**Supplied text:**
┌────────

High lead levels in food cans may be a hazard
When geochemist Clair Patterson suggested I take a critical look at the food cans in my cupboard, I laughingly humored him. Like most people, I've been more interested in the contents than in the containers. But the laugh soon faded. On can after can, as he predicted, were the lead-soldered seams that he now believes are one of the most widespread, and unrecognized, forms of poisonous pollution.
Through studies made by his research unit at the California Institute of Technology, Dr. Patterson has found that lead is leaching out of those seams into the food contents to an alarming degree. This is not a question of food packaging exceeding safety standards, or of there being no attempt to set lead level standards. It is, rather, a matter of present standards being set by false assumptions about "natural" levels of lead in the environment and of monitoring through measurements that, although it was not known, have been in serious error.
Reviewing these findings recently in the journal Science, Dr. Patterson and his colleague Dorothy M. Settle explained that, as a pollutant, lead has been accumulating in the environment for centuries, rather than just decades, as in the case of most industrial contaminants. Thus, regulatory agencies have been fooled into thinking that natural levels of lead in food -- levels to which humans have adapted over hundreds of thousands of years -- to have been much higher than they actually were.

└────────

**Dataset:**

┌────────

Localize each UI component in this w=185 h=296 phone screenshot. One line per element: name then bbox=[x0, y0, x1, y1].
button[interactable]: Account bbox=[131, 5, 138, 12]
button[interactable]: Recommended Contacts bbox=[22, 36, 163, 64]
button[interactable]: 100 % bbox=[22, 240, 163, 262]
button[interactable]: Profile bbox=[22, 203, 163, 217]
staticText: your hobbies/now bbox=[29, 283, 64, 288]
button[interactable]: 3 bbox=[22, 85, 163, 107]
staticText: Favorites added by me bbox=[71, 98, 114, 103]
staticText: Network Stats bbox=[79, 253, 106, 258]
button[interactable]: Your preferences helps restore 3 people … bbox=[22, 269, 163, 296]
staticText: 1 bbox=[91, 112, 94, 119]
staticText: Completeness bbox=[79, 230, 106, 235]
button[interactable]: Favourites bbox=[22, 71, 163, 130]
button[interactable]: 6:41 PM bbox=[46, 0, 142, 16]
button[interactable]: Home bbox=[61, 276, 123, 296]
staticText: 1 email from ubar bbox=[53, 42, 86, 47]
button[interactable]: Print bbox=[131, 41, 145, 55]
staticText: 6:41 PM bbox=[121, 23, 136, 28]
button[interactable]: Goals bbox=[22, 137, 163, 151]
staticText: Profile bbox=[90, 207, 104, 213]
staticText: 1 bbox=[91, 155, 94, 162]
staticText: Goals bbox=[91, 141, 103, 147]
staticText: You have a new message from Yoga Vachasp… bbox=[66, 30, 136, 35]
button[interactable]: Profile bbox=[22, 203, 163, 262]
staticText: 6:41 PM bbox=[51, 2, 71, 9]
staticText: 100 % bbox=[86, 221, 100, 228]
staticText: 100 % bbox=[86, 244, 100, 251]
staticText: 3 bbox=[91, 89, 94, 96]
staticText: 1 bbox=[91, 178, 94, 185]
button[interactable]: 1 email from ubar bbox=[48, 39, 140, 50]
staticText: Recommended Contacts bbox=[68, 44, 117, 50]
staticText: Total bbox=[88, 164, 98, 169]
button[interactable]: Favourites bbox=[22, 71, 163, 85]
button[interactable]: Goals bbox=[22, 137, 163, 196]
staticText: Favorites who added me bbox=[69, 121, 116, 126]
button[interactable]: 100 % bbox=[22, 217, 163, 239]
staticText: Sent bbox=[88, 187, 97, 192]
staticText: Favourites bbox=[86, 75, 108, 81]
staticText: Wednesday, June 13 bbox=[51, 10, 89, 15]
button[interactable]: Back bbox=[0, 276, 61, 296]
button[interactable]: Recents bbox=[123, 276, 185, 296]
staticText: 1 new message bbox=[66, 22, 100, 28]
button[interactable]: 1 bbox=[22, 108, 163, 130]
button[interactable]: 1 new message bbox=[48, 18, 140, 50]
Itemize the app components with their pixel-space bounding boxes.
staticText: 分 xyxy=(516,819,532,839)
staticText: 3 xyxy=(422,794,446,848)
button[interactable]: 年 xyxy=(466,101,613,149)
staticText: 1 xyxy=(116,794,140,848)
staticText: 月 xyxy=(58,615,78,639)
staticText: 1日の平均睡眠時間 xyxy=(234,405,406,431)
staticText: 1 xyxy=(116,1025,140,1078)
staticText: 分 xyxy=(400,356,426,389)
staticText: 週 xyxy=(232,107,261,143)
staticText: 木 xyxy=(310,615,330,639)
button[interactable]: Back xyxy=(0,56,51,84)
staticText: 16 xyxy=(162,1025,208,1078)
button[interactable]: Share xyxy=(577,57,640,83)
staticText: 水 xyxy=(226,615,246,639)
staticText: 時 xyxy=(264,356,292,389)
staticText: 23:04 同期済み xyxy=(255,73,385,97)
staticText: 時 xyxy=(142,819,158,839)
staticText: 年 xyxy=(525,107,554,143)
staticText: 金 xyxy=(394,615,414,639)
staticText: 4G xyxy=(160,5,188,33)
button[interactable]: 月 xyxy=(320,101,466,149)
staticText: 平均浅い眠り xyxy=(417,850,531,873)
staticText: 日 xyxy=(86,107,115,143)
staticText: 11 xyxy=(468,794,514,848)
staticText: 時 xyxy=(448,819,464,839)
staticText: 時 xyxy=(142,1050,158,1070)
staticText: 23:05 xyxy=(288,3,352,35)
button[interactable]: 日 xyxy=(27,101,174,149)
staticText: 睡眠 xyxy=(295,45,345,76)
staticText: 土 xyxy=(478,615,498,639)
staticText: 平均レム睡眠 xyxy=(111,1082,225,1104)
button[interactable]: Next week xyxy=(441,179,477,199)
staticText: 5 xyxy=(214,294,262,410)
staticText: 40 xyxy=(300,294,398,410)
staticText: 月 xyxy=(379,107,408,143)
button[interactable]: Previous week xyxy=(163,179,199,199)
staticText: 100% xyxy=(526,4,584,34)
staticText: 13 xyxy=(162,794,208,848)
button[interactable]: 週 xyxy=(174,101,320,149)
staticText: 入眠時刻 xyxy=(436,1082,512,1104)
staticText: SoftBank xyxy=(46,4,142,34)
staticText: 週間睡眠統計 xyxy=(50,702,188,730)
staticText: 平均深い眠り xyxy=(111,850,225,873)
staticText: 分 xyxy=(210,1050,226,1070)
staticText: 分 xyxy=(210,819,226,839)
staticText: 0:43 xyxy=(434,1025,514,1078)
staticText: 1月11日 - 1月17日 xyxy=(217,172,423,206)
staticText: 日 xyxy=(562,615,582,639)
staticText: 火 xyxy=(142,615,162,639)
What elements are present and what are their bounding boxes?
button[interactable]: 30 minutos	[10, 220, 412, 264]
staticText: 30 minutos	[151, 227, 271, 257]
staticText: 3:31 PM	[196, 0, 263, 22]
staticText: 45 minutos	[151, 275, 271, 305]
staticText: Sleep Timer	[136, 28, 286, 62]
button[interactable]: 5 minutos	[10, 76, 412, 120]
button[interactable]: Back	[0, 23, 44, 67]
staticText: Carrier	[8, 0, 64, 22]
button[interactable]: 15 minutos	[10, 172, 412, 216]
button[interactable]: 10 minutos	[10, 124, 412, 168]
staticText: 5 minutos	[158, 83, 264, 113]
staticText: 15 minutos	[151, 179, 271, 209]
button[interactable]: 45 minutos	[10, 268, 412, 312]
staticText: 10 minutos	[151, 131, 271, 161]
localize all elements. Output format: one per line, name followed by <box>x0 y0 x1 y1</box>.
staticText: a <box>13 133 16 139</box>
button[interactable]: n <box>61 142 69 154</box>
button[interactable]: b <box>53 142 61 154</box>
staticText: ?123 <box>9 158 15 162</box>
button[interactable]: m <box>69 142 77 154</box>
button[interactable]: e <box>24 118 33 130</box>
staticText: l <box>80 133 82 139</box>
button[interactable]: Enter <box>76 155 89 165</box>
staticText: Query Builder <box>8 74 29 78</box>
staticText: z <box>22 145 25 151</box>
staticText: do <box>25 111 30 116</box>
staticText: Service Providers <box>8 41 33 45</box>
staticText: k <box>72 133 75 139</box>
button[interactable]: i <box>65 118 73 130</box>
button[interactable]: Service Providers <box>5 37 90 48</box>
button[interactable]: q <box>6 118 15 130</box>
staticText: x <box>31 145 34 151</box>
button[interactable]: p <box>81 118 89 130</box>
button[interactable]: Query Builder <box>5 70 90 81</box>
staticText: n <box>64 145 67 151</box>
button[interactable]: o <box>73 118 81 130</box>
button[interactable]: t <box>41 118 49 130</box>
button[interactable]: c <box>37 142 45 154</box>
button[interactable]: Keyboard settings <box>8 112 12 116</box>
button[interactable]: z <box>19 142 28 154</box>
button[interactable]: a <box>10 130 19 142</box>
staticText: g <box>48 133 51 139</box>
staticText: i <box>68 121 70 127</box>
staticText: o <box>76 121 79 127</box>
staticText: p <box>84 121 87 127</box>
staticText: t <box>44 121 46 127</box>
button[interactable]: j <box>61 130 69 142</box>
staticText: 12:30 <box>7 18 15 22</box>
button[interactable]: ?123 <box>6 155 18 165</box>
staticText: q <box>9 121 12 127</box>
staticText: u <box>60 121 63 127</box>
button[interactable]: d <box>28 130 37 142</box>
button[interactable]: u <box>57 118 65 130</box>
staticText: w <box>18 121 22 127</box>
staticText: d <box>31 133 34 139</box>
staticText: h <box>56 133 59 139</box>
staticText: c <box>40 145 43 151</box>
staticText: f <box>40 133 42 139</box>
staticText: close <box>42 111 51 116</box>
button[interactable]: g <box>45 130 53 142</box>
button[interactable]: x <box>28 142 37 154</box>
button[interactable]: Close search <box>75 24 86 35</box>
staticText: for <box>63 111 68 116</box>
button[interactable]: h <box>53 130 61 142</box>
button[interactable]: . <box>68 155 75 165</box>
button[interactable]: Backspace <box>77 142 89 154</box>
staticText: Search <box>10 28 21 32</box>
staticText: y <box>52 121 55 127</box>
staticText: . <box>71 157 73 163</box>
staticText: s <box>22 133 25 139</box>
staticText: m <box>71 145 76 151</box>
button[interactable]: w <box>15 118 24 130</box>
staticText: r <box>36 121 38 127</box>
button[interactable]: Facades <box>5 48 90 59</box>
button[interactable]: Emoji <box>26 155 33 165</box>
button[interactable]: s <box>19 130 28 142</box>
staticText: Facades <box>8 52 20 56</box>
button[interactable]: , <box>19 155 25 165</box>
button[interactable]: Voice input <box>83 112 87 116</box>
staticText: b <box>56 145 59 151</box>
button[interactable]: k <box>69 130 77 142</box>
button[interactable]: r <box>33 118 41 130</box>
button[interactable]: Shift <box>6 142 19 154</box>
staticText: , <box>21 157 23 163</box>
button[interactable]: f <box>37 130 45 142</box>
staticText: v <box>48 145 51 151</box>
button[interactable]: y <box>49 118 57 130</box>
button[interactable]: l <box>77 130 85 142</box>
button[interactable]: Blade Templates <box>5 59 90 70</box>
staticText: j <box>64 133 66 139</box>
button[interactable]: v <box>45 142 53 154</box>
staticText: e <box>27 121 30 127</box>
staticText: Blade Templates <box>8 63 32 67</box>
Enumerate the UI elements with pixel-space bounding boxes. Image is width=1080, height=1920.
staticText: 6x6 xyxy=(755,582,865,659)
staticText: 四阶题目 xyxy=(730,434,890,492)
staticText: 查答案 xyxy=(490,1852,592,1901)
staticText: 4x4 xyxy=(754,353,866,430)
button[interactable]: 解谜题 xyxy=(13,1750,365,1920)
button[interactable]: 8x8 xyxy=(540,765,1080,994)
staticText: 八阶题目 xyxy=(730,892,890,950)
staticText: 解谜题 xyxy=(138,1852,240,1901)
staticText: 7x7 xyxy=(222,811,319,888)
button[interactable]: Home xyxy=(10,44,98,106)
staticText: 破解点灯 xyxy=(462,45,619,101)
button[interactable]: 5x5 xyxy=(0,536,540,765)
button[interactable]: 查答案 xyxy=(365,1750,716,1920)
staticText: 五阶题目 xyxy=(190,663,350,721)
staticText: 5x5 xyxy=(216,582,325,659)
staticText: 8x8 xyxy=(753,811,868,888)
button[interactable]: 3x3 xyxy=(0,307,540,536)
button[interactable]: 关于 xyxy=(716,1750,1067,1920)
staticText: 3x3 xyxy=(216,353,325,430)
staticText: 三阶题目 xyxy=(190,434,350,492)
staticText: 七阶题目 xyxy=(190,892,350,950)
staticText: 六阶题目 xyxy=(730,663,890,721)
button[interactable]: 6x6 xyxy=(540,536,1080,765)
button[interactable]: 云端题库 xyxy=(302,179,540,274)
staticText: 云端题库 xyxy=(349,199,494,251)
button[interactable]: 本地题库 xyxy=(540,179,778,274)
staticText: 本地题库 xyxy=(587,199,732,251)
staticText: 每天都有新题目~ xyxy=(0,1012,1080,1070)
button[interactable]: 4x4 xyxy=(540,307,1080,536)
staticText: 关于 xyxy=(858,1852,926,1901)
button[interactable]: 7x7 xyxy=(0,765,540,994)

└────────

**Written task:** In the article on lead in food cans, copy out word for word everything from "Reviewing these findings" down to "they actually were.".

**Result:**
Reviewing these findings recently in the journal Science, Dr. Patterson and his colleague Dorothy M. Settle explained that, as a pollutant, lead has been accumulating in the environment for centuries, rather than just decades, as in the case of most industrial contaminants. Thus, regulatory agencies have been fooled into thinking that natural levels of lead in food -- levels to which humans have adapted over hundreds of thousands of years -- to have been much higher than they actually were.